**Exercise details**: Present every line in which the string "Analisi" appears.

======== Records provided

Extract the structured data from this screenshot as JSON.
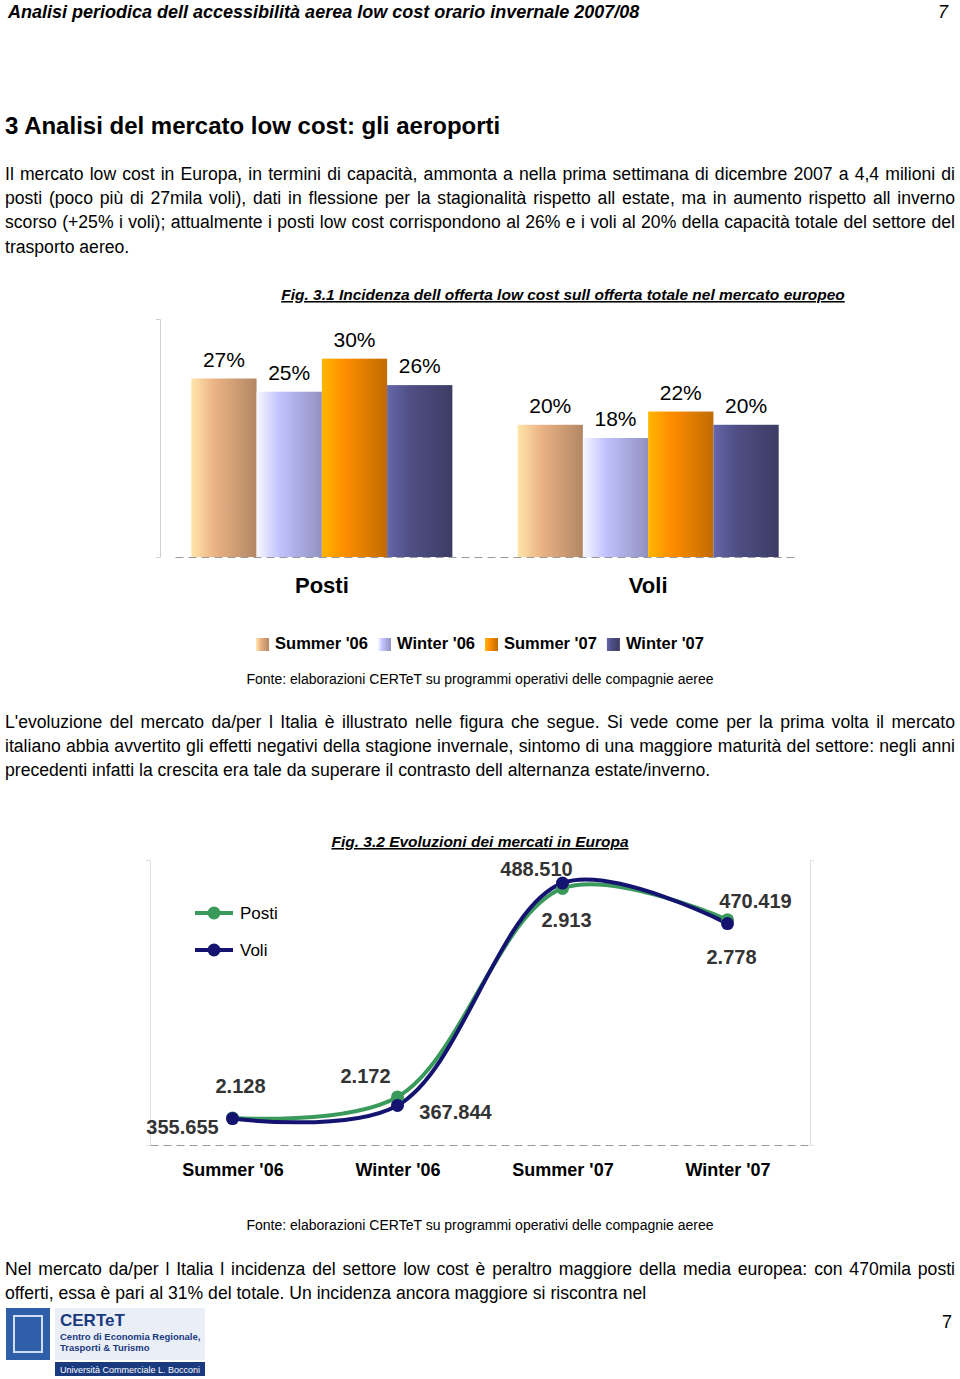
{
  "header": {
    "title": "Analisi periodica dell accessibilità aerea low cost orario invernale 2007/08",
    "page": "7"
  },
  "section_title": "3 Analisi del mercato low cost: gli aeroporti",
  "paragraphs": [
    "Il mercato low cost in Europa, in termini di capacità, ammonta a nella prima settimana di dicembre 2007 a 4,4 milioni di posti (poco più di 27mila voli), dati in flessione per la stagionalità rispetto all estate, ma in aumento rispetto all inverno scorso (+25% i voli); attualmente i posti low cost corrispondono al 26% e i voli al 20% della capacità totale del settore del trasporto aereo.",
    "L'evoluzione del mercato da/per l Italia è illustrato nelle figura che segue. Si vede come per la prima volta il mercato italiano abbia avvertito gli effetti negativi della stagione invernale, sintomo di una maggiore maturità del settore: negli anni precedenti infatti la crescita era tale da superare il contrasto dell alternanza estate/inverno.",
    "Nel mercato da/per l Italia l incidenza del settore low cost è peraltro maggiore della media europea: con 470mila posti offerti, essa è pari al 31% del totale. Un incidenza ancora maggiore si riscontra nel"
  ],
  "figure_sources": [
    "Fonte: elaborazioni CERTeT su programmi operativi delle compagnie aeree",
    "Fonte: elaborazioni CERTeT su programmi operativi delle compagnie aeree"
  ],
  "footer": {
    "page": "7",
    "logo_name": "CERTeT",
    "logo_lines": [
      "Centro di Economia Regionale,",
      "Trasporti & Turismo"
    ],
    "university": "Università Commerciale L. Bocconi"
  },
  "chart_data": [
    {
      "type": "bar",
      "title": "Fig. 3.1 Incidenza dell offerta low cost sull offerta totale nel mercato europeo",
      "categories": [
        "Posti",
        "Voli"
      ],
      "series": [
        {
          "name": "Summer '06",
          "color": "#dca77c",
          "values": [
            27,
            20
          ],
          "value_labels": [
            "27%",
            "20%"
          ]
        },
        {
          "name": "Winter '06",
          "color": "#b4b4ee",
          "values": [
            25,
            18
          ],
          "value_labels": [
            "25%",
            "18%"
          ]
        },
        {
          "name": "Summer '07",
          "color": "#ee8400",
          "values": [
            30,
            22
          ],
          "value_labels": [
            "30%",
            "22%"
          ]
        },
        {
          "name": "Winter '07",
          "color": "#4a4a7c",
          "values": [
            26,
            20
          ],
          "value_labels": [
            "26%",
            "20%"
          ]
        }
      ],
      "ylim": [
        0,
        36
      ],
      "yticks": [
        0,
        36
      ],
      "tick_labels": "x",
      "data_labels": true,
      "legend": "bottom"
    },
    {
      "type": "line",
      "title": "Fig. 3.2 Evoluzioni dei mercati in Europa",
      "categories": [
        "Summer '06",
        "Winter '06",
        "Summer '07",
        "Winter '07"
      ],
      "series": [
        {
          "name": "Posti",
          "color": "#3a9a5c",
          "values": [
            355655,
            367844,
            488510,
            470419
          ],
          "value_labels": [
            "355.655",
            "367.844",
            "488.510",
            "470.419"
          ],
          "marker": "circle",
          "line_style": "smooth"
        },
        {
          "name": "Voli",
          "color": "#141470",
          "axis": "y2",
          "values": [
            2128,
            2172,
            2913,
            2778
          ],
          "value_labels": [
            "2.128",
            "2.172",
            "2.913",
            "2.778"
          ],
          "marker": "circle",
          "line_style": "smooth"
        }
      ],
      "ylim": [
        340000,
        505000
      ],
      "yticks": [
        340000,
        505000
      ],
      "y2lim": [
        2040,
        2990
      ],
      "y2ticks": [
        2040,
        2990
      ],
      "tick_labels": "x",
      "data_labels": true,
      "legend": "upper left"
    }
  ]
}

================

**Reply to the exercise**:
    "title": "Analisi periodica dell accessibilità aerea low cost orario invernale 2007/08",
  "section_title": "3 Analisi del mercato low cost: gli aeroporti",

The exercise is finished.